The request:
Make an exact copy of the records, dropping all pictures.

Extracts from a graphics dataset
## start

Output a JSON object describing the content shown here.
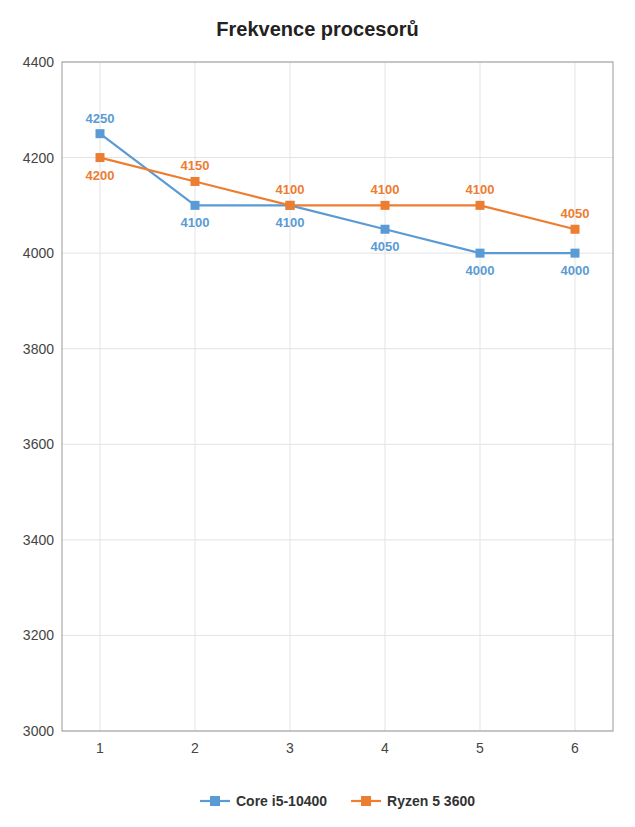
{
  "chart_data": {
    "type": "line",
    "title": "Frekvence procesorů",
    "x": [
      1,
      2,
      3,
      4,
      5,
      6
    ],
    "series": [
      {
        "name": "Core i5-10400",
        "color": "#5B9BD5",
        "values": [
          4250,
          4100,
          4100,
          4050,
          4000,
          4000
        ]
      },
      {
        "name": "Ryzen 5 3600",
        "color": "#ED7D31",
        "values": [
          4200,
          4150,
          4100,
          4100,
          4100,
          4050
        ]
      }
    ],
    "xlim": [
      0.6,
      6.4
    ],
    "xticks": [
      1,
      2,
      3,
      4,
      5,
      6
    ],
    "ylim": [
      3000,
      4400
    ],
    "yticks": [
      3000,
      3200,
      3400,
      3600,
      3800,
      4000,
      4200,
      4400
    ],
    "grid": true,
    "legend": "bottom",
    "data_labels": true,
    "marker": "square"
  }
}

## end

Exercise answer:
Output a JSON object describing the content shown here.
{
  "chart_data": {
    "type": "line",
    "title": "Frekvence procesorů",
    "x": [
      1,
      2,
      3,
      4,
      5,
      6
    ],
    "series": [
      {
        "name": "Core i5-10400",
        "color": "#5B9BD5",
        "values": [
          4250,
          4100,
          4100,
          4050,
          4000,
          4000
        ]
      },
      {
        "name": "Ryzen 5 3600",
        "color": "#ED7D31",
        "values": [
          4200,
          4150,
          4100,
          4100,
          4100,
          4050
        ]
      }
    ],
    "xlim": [
      0.6,
      6.4
    ],
    "xticks": [
      1,
      2,
      3,
      4,
      5,
      6
    ],
    "ylim": [
      3000,
      4400
    ],
    "yticks": [
      3000,
      3200,
      3400,
      3600,
      3800,
      4000,
      4200,
      4400
    ],
    "grid": true,
    "legend": "bottom",
    "data_labels": true,
    "marker": "square"
  }
}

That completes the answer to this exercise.